• **Provided records**
○ ○ ○
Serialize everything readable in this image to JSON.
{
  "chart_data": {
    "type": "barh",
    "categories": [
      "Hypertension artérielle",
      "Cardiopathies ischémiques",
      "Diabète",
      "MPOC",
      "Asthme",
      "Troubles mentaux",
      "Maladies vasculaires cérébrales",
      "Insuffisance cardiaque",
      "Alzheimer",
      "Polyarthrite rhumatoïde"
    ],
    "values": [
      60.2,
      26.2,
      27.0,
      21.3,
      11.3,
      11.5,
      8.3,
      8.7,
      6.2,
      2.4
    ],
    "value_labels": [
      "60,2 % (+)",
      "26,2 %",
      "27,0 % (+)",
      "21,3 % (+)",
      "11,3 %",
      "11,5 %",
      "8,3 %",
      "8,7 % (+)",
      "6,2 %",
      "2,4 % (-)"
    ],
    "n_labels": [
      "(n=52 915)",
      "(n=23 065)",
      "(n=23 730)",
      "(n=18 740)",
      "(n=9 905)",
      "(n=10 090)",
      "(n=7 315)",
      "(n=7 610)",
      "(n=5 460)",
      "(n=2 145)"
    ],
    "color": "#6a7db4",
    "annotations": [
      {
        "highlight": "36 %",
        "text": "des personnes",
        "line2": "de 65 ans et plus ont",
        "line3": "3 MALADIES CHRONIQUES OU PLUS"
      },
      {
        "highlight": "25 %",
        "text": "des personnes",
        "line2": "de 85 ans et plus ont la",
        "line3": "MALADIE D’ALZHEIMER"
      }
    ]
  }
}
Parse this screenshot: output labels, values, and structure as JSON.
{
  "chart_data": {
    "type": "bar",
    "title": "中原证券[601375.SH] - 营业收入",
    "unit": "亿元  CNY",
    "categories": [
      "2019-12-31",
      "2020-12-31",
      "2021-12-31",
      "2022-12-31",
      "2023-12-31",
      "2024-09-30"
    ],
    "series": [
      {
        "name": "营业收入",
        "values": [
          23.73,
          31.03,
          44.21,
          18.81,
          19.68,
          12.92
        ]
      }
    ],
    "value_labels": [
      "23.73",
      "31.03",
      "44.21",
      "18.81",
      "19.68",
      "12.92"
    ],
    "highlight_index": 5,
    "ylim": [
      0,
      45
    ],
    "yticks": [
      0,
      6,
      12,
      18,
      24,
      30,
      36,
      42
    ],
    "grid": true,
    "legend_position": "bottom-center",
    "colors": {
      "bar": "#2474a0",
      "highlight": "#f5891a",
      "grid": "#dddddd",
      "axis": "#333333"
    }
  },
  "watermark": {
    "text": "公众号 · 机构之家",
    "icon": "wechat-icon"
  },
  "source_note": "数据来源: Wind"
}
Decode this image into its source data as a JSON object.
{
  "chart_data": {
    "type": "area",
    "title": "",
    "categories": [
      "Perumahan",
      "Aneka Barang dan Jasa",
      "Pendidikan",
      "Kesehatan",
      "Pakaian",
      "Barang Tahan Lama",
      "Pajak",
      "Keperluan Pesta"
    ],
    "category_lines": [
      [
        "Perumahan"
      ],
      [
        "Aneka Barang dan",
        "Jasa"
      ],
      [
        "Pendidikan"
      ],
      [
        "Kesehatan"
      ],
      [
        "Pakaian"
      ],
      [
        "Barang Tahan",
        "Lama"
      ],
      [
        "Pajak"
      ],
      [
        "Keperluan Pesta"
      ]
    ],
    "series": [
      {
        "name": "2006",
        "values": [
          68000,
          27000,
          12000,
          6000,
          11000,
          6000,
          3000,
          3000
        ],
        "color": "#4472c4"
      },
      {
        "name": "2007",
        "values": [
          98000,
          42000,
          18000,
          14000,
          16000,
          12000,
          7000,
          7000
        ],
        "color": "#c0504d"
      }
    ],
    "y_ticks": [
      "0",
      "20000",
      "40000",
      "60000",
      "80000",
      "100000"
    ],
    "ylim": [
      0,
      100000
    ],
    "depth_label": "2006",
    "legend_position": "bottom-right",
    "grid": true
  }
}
○ ○ ○
• **Exercise details**
Which lines hold the word "this"? Copy all of them.

• **Answer to the problem**
Serialize everything readable in this image to JSON.
Parse this screenshot: output labels, values, and structure as JSON.
Decode this image into its source data as a JSON object.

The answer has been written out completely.